▸ What is expected
Search the listing below for the string "ylabel" and show each line that contains it.

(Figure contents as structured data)
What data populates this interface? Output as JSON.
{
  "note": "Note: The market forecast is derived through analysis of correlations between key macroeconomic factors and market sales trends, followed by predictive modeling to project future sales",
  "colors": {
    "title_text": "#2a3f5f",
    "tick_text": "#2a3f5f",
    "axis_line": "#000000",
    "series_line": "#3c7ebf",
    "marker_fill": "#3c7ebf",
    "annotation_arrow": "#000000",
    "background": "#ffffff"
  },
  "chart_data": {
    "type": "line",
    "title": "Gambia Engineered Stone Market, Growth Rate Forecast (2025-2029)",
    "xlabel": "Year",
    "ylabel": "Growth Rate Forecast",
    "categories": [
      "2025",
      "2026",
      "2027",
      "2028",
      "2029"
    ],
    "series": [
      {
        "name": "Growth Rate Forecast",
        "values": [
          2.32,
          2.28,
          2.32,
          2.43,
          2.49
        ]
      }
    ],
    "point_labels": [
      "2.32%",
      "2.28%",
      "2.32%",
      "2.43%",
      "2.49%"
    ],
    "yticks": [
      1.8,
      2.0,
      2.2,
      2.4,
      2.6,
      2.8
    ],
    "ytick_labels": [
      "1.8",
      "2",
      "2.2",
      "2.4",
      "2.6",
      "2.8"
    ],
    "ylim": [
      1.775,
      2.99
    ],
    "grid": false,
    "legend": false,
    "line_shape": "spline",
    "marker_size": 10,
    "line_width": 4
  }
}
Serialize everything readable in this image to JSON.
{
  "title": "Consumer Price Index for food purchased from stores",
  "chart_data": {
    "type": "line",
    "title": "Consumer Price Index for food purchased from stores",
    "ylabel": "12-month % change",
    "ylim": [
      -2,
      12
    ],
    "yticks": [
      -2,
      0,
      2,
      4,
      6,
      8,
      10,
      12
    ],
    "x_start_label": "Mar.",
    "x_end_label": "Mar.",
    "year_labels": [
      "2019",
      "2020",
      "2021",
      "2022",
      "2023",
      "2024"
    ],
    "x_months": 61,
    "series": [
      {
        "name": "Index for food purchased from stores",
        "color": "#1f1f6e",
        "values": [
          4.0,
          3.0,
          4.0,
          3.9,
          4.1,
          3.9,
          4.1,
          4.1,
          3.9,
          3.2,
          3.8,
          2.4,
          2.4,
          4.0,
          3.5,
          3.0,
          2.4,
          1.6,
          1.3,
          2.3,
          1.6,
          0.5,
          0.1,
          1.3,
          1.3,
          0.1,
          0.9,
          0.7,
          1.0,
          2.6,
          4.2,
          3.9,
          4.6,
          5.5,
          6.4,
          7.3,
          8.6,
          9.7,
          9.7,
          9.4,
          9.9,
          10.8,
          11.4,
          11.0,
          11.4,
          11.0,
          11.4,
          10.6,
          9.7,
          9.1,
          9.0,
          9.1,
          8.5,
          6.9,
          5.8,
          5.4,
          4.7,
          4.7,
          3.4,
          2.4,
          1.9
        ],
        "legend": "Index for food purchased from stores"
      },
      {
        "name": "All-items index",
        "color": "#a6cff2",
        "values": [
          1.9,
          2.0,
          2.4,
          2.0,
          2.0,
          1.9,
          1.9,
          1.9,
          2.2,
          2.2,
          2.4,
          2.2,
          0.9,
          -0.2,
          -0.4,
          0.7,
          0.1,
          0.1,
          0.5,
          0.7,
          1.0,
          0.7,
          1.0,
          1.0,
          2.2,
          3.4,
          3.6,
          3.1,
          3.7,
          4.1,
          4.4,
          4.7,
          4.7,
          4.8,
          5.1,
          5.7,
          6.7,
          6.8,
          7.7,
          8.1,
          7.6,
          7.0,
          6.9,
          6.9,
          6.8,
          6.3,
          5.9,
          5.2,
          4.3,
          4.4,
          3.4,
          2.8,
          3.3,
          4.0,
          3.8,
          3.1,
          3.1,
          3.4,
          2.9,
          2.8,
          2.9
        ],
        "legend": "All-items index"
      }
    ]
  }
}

▸ Solution for this exercise
    "ylabel": "Growth Rate Forecast",
    "ylabel": "12-month % change",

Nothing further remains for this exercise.